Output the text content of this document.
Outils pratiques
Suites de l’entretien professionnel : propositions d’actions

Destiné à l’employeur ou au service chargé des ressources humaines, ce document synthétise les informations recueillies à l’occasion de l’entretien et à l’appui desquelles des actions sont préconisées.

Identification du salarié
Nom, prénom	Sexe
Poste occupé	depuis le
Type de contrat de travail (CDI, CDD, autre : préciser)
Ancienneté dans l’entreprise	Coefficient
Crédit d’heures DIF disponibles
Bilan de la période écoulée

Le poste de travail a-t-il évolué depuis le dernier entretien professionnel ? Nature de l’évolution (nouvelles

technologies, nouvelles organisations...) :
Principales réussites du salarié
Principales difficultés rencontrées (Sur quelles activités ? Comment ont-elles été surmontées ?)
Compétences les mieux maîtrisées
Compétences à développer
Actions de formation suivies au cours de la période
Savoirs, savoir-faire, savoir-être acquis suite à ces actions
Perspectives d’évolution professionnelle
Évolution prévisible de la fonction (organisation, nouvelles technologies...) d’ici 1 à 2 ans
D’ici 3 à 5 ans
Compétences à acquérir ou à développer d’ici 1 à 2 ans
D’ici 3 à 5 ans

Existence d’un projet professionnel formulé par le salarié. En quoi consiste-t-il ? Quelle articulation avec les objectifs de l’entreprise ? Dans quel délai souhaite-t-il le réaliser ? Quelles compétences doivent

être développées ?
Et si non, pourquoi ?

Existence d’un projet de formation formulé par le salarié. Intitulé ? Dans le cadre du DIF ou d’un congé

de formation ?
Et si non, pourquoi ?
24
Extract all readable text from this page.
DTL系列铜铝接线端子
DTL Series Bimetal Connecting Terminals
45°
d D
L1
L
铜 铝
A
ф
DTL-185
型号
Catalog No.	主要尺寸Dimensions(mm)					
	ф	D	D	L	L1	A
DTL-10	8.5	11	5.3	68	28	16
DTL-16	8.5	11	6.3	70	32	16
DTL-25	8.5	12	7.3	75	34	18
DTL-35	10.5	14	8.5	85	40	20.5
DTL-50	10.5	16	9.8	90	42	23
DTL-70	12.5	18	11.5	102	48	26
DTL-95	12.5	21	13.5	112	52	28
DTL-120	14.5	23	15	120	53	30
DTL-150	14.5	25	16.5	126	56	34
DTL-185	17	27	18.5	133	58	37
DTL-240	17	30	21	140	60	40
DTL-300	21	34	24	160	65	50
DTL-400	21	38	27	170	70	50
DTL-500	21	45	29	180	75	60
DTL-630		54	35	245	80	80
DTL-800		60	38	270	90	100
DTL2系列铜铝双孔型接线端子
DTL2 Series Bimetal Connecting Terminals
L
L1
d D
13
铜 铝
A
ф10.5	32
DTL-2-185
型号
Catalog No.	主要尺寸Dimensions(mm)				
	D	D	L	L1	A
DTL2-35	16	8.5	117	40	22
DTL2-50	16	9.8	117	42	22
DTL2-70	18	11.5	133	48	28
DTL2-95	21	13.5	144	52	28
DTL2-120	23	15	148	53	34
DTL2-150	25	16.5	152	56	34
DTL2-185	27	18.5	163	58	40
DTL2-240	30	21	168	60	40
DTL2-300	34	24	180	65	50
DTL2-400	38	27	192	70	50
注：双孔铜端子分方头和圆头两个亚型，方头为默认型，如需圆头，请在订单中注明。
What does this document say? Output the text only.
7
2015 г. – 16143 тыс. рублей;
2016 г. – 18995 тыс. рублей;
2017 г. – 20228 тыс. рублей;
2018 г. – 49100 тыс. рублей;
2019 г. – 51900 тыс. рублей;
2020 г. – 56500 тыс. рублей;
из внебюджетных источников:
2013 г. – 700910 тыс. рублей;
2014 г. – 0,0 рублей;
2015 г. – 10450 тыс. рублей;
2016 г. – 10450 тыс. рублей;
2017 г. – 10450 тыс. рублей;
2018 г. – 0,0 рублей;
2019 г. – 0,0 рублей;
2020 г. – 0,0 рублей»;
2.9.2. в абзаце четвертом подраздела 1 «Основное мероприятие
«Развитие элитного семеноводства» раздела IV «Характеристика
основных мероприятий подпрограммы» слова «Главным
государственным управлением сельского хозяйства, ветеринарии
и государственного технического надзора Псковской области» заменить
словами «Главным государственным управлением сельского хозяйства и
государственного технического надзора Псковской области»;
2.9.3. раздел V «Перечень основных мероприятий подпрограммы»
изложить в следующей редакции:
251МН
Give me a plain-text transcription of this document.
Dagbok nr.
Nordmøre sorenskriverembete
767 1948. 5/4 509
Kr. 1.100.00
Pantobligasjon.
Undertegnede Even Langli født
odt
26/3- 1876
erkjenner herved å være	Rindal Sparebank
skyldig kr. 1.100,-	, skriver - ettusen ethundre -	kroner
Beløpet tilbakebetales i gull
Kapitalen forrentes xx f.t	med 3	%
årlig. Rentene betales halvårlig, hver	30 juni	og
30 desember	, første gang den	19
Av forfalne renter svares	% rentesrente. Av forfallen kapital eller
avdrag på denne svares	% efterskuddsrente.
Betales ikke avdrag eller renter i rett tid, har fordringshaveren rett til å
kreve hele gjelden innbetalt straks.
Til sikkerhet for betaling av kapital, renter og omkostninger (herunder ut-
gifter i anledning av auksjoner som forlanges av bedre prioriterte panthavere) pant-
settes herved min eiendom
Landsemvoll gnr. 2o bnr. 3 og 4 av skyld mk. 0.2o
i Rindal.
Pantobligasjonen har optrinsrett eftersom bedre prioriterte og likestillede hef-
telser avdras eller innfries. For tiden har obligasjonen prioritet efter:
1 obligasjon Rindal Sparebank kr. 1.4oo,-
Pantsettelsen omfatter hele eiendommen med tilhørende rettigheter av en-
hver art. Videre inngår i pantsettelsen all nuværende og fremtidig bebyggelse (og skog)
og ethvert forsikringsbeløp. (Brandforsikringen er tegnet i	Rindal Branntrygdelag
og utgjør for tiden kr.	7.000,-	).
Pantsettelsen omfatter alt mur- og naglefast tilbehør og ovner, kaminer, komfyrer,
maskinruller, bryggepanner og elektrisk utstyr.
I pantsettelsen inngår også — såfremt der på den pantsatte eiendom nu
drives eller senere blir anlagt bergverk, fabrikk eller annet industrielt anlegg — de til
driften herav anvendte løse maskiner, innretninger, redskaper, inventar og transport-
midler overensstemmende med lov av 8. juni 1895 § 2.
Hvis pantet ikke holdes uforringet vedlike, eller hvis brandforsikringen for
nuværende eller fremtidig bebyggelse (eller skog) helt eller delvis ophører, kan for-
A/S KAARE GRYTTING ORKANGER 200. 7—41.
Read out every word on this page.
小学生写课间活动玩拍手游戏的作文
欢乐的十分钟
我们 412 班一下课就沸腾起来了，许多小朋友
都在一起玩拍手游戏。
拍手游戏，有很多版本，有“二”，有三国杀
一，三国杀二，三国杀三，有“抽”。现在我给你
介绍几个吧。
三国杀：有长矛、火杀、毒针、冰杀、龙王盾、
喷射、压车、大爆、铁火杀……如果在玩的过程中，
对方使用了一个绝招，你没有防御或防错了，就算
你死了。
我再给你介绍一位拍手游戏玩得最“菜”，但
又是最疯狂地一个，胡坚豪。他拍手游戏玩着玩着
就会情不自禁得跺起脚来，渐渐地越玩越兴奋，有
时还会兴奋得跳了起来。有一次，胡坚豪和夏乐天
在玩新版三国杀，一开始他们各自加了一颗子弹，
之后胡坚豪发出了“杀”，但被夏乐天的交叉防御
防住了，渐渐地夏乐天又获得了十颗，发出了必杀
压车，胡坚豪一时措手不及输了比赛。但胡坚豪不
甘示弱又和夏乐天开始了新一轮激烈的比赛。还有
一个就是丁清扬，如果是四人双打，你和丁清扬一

★ ★ ★ ★

Return every line holding the word "skog" from the records.

hver art. Videre inngår i pantsettelsen all nuværende og fremtidig bebyggelse (og skog)
nuværende eller fremtidig bebyggelse (eller skog) helt eller delvis ophører, kan for-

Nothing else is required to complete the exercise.